## Start
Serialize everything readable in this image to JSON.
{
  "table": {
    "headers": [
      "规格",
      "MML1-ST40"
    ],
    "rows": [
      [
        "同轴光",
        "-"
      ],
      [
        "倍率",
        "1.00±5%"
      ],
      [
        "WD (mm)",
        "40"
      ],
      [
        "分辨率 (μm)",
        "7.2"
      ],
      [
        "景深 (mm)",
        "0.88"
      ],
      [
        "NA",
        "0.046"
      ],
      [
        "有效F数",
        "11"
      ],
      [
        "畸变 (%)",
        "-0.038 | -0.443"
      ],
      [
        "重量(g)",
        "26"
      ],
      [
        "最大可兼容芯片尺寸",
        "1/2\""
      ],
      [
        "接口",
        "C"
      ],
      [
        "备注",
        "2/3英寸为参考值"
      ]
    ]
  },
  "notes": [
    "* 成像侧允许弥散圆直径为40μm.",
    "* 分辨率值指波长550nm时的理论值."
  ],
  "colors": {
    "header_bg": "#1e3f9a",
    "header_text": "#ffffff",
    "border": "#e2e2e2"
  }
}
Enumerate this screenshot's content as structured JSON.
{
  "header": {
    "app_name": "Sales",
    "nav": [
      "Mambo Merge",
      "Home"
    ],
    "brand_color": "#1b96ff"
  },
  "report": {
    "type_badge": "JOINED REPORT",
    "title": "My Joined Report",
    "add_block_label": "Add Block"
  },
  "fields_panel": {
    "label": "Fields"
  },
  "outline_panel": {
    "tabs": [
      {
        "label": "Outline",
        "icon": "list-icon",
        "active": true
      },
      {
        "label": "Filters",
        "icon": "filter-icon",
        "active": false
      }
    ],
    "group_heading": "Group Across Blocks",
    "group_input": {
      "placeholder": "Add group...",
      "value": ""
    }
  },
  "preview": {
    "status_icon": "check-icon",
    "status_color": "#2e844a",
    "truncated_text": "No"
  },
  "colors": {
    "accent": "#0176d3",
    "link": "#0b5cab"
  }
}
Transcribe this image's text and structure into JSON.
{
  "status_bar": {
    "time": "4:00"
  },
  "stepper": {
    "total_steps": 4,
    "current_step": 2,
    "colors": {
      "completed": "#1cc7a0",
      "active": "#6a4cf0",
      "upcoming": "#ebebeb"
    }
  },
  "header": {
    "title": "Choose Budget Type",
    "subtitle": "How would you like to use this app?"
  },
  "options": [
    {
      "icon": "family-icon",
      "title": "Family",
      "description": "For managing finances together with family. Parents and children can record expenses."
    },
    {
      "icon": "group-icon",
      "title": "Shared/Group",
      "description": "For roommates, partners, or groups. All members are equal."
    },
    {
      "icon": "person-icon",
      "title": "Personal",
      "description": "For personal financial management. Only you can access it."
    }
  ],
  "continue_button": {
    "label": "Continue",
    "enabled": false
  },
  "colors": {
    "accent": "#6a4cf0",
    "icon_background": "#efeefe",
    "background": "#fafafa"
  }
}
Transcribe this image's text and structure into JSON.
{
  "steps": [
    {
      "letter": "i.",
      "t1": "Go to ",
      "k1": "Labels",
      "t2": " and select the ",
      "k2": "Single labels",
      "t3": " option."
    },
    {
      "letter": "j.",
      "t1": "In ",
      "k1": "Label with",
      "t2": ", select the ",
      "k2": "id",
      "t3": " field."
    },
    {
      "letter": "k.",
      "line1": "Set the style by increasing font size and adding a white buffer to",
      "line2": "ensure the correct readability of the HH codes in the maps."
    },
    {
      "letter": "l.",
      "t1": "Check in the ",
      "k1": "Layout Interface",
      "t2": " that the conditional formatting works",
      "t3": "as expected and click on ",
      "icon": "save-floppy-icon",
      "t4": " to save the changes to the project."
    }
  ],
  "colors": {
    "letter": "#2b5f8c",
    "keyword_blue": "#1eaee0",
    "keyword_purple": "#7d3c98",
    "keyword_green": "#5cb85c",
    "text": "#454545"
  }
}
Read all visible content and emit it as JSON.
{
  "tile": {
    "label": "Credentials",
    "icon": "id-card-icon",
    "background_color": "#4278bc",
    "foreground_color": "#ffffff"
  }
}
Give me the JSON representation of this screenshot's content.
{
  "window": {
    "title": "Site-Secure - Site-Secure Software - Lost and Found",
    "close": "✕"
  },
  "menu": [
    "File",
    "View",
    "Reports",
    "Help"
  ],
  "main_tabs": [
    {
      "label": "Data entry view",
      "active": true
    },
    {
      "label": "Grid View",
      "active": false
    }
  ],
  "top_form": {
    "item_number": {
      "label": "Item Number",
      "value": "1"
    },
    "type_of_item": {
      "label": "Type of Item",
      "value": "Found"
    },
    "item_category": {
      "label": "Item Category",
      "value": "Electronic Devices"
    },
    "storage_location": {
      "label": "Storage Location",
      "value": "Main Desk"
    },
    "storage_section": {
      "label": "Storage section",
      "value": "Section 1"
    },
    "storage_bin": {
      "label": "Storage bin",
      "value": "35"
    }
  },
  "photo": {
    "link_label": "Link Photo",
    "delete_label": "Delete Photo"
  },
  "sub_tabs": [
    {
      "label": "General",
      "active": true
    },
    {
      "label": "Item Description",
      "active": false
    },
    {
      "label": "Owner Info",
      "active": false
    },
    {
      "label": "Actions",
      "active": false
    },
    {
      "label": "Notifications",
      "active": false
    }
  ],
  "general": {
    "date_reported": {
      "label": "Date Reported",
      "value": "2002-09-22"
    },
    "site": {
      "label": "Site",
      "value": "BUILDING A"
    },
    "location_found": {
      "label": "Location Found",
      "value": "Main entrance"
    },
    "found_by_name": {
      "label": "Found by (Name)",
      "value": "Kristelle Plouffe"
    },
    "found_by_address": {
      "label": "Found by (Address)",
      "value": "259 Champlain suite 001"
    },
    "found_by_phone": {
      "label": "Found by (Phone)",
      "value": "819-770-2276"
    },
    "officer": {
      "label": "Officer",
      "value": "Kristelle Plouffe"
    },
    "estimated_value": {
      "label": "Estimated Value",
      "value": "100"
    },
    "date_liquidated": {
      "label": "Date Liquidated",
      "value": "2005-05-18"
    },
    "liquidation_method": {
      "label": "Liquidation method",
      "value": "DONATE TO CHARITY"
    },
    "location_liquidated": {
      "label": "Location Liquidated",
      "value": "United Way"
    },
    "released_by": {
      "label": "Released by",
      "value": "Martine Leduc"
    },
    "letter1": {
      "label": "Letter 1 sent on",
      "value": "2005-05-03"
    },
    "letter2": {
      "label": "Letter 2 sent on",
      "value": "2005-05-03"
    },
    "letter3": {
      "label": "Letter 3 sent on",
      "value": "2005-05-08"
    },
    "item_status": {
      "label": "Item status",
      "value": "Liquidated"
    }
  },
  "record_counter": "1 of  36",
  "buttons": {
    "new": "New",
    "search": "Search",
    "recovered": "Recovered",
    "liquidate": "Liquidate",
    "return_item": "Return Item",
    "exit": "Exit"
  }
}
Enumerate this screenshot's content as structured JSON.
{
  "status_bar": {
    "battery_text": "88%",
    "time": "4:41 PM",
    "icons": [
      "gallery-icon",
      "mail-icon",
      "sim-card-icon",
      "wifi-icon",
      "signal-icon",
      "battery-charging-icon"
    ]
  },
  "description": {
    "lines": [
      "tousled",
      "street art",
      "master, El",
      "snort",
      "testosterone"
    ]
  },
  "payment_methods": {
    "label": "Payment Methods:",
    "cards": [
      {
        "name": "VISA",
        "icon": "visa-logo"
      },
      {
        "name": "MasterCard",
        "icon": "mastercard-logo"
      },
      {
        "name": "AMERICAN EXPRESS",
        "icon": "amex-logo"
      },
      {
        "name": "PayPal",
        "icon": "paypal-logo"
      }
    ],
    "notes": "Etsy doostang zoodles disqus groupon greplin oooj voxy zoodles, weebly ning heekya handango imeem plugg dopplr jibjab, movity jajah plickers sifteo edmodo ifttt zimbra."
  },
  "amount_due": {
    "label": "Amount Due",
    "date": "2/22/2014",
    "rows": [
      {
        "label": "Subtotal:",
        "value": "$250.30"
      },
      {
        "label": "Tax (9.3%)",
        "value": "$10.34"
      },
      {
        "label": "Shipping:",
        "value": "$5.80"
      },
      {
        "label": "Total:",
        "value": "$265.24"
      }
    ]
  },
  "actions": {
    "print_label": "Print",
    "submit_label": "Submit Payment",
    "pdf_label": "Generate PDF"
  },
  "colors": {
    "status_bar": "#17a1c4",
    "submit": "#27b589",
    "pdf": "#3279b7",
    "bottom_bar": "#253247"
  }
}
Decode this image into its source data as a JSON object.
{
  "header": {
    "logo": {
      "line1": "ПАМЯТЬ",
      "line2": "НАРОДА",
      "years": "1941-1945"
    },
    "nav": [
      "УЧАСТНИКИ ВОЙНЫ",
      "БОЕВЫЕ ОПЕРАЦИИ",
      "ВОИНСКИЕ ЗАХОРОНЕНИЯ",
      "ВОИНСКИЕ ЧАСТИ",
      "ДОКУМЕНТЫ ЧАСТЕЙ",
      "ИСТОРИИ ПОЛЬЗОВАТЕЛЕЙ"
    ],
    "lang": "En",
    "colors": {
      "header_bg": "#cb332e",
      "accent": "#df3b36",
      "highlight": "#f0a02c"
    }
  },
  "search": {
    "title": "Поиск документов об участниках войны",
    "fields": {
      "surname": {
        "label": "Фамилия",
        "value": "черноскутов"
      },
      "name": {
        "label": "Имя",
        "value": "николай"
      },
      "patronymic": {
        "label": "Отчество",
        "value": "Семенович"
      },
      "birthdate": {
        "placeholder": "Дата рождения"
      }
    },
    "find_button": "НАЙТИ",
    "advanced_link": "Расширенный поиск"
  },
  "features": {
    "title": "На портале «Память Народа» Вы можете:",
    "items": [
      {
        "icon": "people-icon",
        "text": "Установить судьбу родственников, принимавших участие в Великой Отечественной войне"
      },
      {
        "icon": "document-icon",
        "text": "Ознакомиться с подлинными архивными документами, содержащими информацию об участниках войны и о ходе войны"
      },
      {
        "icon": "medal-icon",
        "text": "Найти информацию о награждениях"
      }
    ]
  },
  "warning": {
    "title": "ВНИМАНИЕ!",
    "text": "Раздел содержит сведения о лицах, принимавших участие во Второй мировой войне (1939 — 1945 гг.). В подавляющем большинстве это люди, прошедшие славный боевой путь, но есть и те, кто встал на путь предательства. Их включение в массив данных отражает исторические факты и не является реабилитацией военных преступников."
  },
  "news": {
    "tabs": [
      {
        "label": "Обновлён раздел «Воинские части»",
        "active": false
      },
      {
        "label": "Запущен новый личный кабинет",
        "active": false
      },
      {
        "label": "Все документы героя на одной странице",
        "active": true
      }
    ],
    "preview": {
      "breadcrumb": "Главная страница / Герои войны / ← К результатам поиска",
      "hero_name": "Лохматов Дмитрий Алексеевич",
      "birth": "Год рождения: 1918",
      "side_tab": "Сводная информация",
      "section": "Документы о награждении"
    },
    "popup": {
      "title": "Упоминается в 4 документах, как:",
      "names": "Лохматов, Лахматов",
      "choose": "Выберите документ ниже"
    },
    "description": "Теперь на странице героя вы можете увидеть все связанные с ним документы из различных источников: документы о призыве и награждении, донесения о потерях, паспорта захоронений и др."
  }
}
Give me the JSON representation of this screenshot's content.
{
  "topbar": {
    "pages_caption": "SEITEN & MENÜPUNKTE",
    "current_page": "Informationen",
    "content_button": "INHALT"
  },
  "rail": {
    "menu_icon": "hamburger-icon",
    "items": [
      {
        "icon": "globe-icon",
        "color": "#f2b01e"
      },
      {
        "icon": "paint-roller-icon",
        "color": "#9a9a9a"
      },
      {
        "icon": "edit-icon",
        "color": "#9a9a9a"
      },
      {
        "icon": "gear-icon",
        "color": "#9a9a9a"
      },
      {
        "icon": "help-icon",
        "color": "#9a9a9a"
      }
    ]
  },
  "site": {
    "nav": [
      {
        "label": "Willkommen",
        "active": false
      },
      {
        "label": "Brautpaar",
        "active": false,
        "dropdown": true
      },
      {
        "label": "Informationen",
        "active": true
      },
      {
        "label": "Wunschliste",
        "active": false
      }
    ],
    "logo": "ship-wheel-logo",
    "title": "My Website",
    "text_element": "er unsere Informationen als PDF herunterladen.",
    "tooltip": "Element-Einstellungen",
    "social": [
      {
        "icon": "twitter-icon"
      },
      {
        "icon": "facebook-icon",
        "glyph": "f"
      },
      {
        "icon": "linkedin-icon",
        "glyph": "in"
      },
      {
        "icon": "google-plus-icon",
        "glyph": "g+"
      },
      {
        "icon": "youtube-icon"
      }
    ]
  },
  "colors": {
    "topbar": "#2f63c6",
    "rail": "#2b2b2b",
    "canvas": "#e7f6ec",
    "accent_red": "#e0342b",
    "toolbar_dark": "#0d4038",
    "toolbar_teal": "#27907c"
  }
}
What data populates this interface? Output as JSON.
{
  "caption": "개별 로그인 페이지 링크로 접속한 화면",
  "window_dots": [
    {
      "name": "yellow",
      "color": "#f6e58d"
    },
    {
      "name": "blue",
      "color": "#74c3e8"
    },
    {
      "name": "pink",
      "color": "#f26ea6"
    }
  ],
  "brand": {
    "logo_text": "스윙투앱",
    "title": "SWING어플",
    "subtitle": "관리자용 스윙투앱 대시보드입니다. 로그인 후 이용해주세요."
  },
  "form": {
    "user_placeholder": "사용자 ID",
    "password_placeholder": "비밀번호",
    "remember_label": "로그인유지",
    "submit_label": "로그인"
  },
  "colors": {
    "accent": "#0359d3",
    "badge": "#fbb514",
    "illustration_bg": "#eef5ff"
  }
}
## End
• Aim:
Using the listing above, locate the lines that hold "героя" and copy each one.

• Worked answer:
        "label": "Все документы героя на одной странице",
    "description": "Теперь на странице героя вы можете увидеть все связанные с ним документы из различных источников: документы о призыве и награждении, донесения о потерях, паспорта захоронений и др."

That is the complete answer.